What is required: Locate every line in the material below that has the word "icon". Copy each of those lines.

Saved data entries:

** BEGIN **

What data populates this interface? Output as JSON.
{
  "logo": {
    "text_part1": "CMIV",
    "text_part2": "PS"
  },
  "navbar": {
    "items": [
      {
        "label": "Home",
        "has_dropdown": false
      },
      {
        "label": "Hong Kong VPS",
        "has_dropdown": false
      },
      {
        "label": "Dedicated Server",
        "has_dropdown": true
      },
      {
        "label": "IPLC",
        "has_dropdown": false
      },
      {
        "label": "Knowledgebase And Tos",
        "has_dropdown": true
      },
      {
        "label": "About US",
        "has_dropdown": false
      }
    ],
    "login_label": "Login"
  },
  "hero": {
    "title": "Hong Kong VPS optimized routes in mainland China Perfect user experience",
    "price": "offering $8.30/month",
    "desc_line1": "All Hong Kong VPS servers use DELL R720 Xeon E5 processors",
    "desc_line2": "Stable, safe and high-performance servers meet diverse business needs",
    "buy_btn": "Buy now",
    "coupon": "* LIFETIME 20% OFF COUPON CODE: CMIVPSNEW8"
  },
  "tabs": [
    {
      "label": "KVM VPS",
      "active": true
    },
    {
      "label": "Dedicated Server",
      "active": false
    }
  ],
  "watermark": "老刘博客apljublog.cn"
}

** END **
** BEGIN **

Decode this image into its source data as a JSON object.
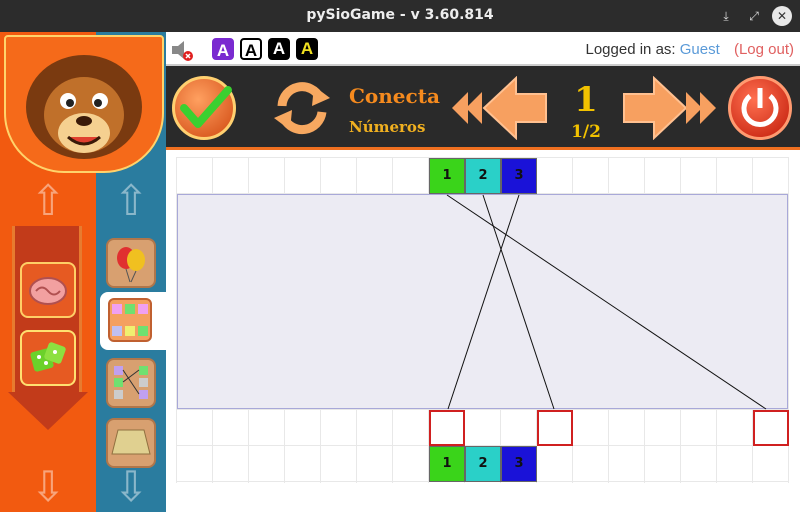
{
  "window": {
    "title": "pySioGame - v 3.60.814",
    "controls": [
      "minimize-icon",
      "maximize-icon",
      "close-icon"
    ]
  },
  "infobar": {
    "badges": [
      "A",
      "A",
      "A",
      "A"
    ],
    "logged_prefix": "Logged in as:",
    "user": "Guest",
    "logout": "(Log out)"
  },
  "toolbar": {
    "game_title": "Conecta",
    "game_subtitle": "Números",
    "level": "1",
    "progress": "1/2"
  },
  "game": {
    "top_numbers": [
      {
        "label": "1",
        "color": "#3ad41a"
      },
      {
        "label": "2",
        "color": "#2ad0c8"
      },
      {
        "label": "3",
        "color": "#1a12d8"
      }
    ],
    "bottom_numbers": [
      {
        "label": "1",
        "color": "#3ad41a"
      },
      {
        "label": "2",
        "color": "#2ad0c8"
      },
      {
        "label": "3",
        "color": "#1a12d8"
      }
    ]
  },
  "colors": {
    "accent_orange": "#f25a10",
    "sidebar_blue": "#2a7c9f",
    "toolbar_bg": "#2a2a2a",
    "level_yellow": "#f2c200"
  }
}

** END **

The answer:
      "minimize-icon",
      "maximize-icon",
      "close-icon"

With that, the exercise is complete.